What the task asks:
Where a line in the listing below contains the word "LabXplorerX", copy that line.

-- Start Extracted material --

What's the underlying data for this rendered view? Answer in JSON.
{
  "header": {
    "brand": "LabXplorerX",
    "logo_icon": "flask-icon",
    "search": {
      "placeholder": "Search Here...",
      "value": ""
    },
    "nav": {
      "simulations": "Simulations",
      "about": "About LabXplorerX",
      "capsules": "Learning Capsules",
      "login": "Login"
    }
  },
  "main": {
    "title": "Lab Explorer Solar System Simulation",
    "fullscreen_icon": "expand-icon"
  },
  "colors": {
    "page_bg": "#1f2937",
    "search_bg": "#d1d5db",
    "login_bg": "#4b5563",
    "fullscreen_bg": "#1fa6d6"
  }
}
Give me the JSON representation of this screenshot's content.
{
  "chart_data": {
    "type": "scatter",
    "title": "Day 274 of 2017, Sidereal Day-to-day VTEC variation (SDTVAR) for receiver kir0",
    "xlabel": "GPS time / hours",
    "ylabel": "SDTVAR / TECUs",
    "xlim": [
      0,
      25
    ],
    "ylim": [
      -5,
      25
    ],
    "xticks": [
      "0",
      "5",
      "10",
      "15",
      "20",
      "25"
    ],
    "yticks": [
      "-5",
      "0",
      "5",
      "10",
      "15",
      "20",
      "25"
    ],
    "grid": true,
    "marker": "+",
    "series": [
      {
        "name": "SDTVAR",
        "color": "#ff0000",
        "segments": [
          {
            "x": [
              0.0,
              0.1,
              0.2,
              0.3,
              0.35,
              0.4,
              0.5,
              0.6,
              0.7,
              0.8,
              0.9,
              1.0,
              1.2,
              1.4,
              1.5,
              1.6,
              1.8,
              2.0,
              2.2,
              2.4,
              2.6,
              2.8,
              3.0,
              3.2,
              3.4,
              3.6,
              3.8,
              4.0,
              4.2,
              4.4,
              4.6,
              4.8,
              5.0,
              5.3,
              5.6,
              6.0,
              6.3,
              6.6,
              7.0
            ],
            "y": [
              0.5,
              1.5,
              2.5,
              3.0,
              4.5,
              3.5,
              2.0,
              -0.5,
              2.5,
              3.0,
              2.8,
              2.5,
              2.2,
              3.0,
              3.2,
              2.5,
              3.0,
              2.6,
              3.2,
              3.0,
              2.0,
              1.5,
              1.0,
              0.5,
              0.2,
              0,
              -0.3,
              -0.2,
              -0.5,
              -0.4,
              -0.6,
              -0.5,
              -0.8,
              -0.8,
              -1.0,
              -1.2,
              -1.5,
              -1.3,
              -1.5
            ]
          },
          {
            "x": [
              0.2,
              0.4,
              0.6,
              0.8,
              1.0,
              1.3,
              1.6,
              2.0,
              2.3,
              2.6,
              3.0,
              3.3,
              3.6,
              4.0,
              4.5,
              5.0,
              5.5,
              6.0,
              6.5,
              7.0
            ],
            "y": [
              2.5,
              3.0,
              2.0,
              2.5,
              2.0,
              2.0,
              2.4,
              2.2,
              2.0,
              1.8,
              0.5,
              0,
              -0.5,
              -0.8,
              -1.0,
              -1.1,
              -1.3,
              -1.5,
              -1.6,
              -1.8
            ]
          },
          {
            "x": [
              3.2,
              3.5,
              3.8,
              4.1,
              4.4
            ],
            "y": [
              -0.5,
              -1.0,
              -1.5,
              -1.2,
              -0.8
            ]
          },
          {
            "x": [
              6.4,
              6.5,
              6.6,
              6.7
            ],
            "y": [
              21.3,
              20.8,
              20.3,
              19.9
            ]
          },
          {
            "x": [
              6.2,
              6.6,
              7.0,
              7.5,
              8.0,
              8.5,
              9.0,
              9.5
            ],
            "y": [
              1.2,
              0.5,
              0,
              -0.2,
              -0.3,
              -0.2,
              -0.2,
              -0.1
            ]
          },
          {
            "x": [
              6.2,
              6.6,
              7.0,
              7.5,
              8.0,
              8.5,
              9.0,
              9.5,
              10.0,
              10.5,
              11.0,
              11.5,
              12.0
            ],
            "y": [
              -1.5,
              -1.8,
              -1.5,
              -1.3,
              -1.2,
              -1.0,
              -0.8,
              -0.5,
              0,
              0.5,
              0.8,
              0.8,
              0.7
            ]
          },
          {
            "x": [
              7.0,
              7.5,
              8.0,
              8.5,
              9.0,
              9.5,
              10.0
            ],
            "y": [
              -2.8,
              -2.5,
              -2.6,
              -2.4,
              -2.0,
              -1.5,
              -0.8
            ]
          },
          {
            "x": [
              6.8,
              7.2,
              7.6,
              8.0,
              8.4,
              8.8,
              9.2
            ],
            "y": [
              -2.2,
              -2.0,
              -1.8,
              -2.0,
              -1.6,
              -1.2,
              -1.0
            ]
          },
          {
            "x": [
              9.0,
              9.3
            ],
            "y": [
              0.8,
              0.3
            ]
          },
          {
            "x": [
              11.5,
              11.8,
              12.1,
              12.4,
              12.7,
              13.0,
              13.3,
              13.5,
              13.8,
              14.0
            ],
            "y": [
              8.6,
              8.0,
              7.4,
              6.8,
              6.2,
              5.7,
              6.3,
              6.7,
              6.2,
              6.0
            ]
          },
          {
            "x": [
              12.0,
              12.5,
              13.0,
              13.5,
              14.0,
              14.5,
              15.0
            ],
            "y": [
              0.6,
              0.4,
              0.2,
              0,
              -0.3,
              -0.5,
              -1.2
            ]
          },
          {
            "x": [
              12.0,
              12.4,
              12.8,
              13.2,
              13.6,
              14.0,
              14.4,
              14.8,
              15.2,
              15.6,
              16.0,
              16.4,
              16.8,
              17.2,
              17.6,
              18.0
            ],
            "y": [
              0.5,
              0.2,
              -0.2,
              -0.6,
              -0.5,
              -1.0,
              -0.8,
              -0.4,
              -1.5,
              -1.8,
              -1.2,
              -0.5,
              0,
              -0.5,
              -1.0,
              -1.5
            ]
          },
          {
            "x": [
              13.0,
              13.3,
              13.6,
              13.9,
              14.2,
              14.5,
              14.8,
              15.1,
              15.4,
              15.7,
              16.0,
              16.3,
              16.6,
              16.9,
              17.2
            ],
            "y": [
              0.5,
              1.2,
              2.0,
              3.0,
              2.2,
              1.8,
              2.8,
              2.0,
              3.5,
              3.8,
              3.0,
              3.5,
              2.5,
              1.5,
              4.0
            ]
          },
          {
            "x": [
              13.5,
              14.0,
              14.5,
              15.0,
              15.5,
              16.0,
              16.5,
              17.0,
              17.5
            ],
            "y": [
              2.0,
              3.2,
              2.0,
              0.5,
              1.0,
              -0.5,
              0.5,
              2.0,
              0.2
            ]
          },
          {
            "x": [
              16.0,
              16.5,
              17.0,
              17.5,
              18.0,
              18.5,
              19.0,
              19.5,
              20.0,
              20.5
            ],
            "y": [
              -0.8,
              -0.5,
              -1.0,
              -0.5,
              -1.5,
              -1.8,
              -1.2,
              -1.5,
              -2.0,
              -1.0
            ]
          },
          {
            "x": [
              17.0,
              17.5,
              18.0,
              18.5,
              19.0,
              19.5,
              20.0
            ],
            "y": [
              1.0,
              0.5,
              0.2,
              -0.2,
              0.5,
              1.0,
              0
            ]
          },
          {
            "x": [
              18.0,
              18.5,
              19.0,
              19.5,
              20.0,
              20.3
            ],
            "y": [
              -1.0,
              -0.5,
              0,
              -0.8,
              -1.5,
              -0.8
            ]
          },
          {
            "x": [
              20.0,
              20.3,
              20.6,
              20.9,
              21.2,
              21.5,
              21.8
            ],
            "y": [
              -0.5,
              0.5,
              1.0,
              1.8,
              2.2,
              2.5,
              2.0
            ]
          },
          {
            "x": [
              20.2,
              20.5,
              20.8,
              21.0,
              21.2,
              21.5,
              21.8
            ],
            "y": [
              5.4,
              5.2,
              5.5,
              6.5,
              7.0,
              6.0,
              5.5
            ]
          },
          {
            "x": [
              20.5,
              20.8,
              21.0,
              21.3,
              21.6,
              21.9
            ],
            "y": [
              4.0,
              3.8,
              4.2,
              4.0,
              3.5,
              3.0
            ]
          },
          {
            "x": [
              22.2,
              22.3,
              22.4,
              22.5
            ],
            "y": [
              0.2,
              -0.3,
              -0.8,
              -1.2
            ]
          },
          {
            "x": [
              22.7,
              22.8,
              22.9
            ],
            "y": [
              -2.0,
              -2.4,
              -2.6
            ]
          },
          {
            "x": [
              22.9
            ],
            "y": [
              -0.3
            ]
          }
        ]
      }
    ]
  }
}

-- End Extracted material --

Exercise answer:
    "brand": "LabXplorerX",
      "about": "About LabXplorerX",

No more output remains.